Bloc de texte >>

++++

Arts visuels

Sous les pavés, la plage

Que la rumeur circule: les dessous de l’autoroute Dufferin qu’occupe le groupe d’animation de l’îlot Fleury depuis 1998 sont actuellement le lieu d’une fête populaire. Sculptures, débats et art action en vue.

Amener l’art vers le social, rallier les mondes communautaire et artistique du quartier Saint-Roch, c’est le but de l’événement Émergence, organisé par le sociologue de l’art Guy Sioui-Durand et le groupe d’animation de l’îlot Fleury. L’événement, écrit le commissaire, «renoue avec cette utopie de la révolution urbaine où art et publics se fusionnent». Rien de moins. Et cela n’est pas que de la rhétorique. Une visite des lieux vous convaincra rapidement du caractère populaire de cette fête. L’ambiance y est joyeusement subversive, ne serait-ce que parce qu’on se retrouve sous les immenses bretelles d’un fragment d’autoroute ayant pour issue un mur de béton. L’art s’y mélange à la vie en investissant une zone marginale, cicatrice sectionnant le quartier et symbole de l’étalement urbain.

++++

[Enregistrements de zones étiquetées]

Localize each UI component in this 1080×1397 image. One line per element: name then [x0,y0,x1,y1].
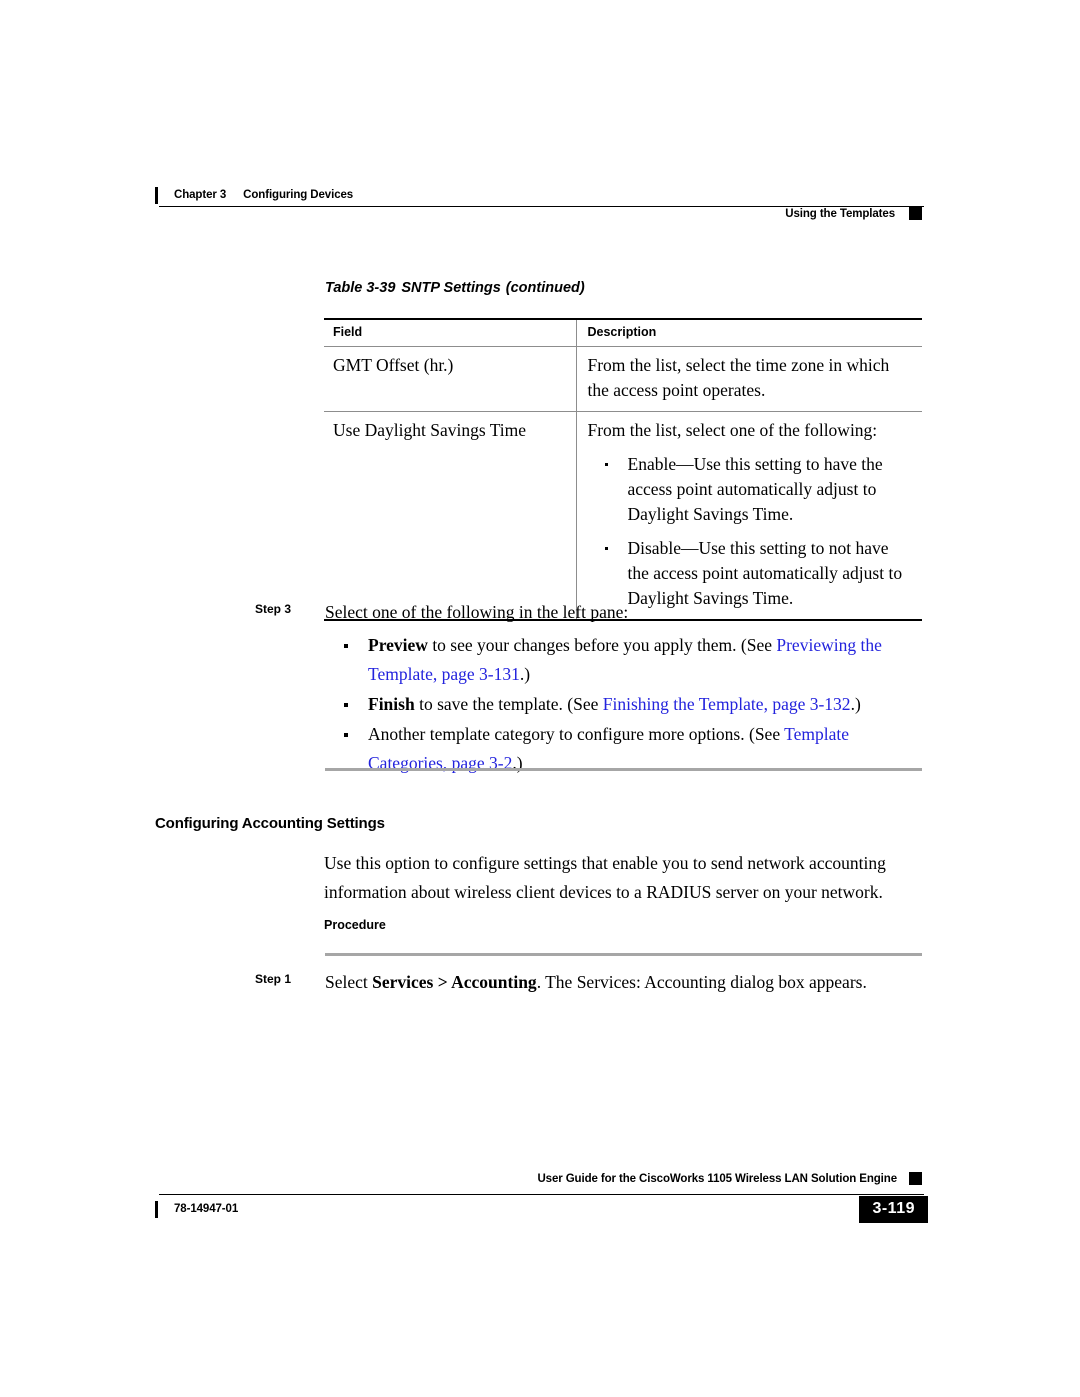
footer-square-marker-icon [909,1172,922,1185]
list-item-text-before: to save the template. (See [414,694,603,714]
bullet-dot-icon [604,463,608,466]
list-item-text-before: Another template category to configure m… [368,724,785,744]
step-1-text-after: . The Services: Accounting dialog box ap… [536,972,867,992]
header-chapter-label: Chapter 3 [174,189,227,201]
footer-guide-title: User Guide for the CiscoWorks 1105 Wirel… [537,1172,897,1185]
bullet-dot-icon [344,644,348,648]
list-item: Finish to save the template. (See Finish… [325,690,925,719]
step-1-label: Step 1 [255,972,292,986]
document-page: Chapter 3 Configuring Devices Using the … [0,0,1080,1397]
page-footer: User Guide for the CiscoWorks 1105 Wirel… [155,1172,928,1223]
step-3-intro: Select one of the following in the left … [325,602,629,622]
table-row: Use Daylight Savings Time From the list,… [324,411,922,621]
table-caption-number: Table 3-39 [325,280,396,296]
step-1-body: Select Services > Accounting. The Servic… [325,968,925,997]
table-header-row: Field Description [324,318,922,347]
step-1-command: Services > Accounting [372,972,537,992]
step-3-block: Step 3 Select one of the following in th… [255,598,925,779]
section-divider-rule [325,768,922,771]
header-section-title: Using the Templates [785,207,895,220]
list-item-bold-lead: Finish [368,694,415,714]
footer-page-number: 3-119 [859,1196,928,1223]
header-left-tick-icon [155,186,158,204]
list-item-bold-lead: Preview [368,635,428,655]
step-1-block: Step 1 Select Services > Accounting. The… [255,968,925,997]
list-item: Preview to see your changes before you a… [325,631,925,689]
footer-guide-row: User Guide for the CiscoWorks 1105 Wirel… [537,1172,922,1185]
table-header-field: Field [324,318,576,347]
table-caption-title: SNTP Settings [401,280,501,296]
table-header-description: Description [575,318,922,347]
procedure-divider-rule [325,953,922,956]
footer-left-tick-icon [155,1200,158,1218]
table-caption-continued: (continued) [505,280,585,296]
header-chapter-title: Configuring Devices [243,189,354,201]
step-1-text-before: Select [325,972,373,992]
section-heading: Configuring Accounting Settings [155,815,385,832]
step-3-label: Step 3 [255,602,292,616]
header-square-marker-icon [909,207,922,220]
list-item-text-after: .) [850,694,861,714]
step-3-bullet-list: Preview to see your changes before you a… [325,631,925,778]
list-item: Enable—Use this setting to have the acce… [588,452,913,527]
header-chapter-row: Chapter 3 Configuring Devices [155,185,353,205]
table-cell-description-text: From the list, select one of the followi… [587,420,878,440]
table-caption: Table 3-39 SNTP Settings (continued) [325,280,585,296]
table-cell-field: GMT Offset (hr.) [324,346,576,412]
table-cell-description: From the list, select the time zone in w… [575,346,922,412]
list-item-text-before: to see your changes before you apply the… [427,635,777,655]
bullet-dot-icon [344,733,348,737]
header-section-row: Using the Templates [785,207,922,220]
footer-document-number: 78-14947-01 [174,1203,239,1215]
table-cell-description: From the list, select one of the followi… [575,411,922,621]
table-cell-description-text: From the list, select the time zone in w… [587,355,890,400]
bullet-dot-icon [344,703,348,707]
step-3-body: Select one of the following in the left … [325,598,925,778]
list-item-text: Enable—Use this setting to have the acce… [627,454,883,524]
procedure-label: Procedure [324,918,386,932]
bullet-dot-icon [604,547,608,550]
table-cell-field: Use Daylight Savings Time [324,411,576,621]
table-row: GMT Offset (hr.) From the list, select t… [324,346,922,412]
sntp-settings-table: Field Description GMT Offset (hr.) From … [324,318,922,621]
page-header: Chapter 3 Configuring Devices Using the … [155,185,924,230]
footer-docnum-row: 78-14947-01 [155,1196,238,1222]
table-cell-sub-list: Enable—Use this setting to have the acce… [588,452,913,611]
list-item-text-after: .) [519,664,531,684]
section-paragraph: Use this option to configure settings th… [324,853,886,902]
footer-rule [159,1194,924,1195]
cross-reference-link[interactable]: Finishing the Template, page 3-132 [603,694,851,714]
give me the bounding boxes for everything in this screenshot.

++++

Consigne >> Dans le texte sur la fête sous l'autoroute Dufferin, reprenez le passage qui commence aux mots « Amener l’art vers » et s'arrête après « de l’étalement urbain. », en renommant « Saint-Roch » en « Saint-Sauveur ». Ces enregistrements viennent d'une autre source que le texte.

Réponse complète >>
Amener l’art vers le social, rallier les mondes communautaire et artistique du quartier Saint-Sauveur, c’est le but de l’événement Émergence, organisé par le sociologue de l’art Guy Sioui-Durand et le groupe d’animation de l’îlot Fleury. L’événement, écrit le commissaire, «renoue avec cette utopie de la révolution urbaine où art et publics se fusionnent». Rien de moins. Et cela n’est pas que de la rhétorique. Une visite des lieux vous convaincra rapidement du caractère populaire de cette fête. L’ambiance y est joyeusement subversive, ne serait-ce que parce qu’on se retrouve sous les immenses bretelles d’un fragment d’autoroute ayant pour issue un mur de béton. L’art s’y mélange à la vie en investissant une zone marginale, cicatrice sectionnant le quartier et symbole de l’étalement urbain.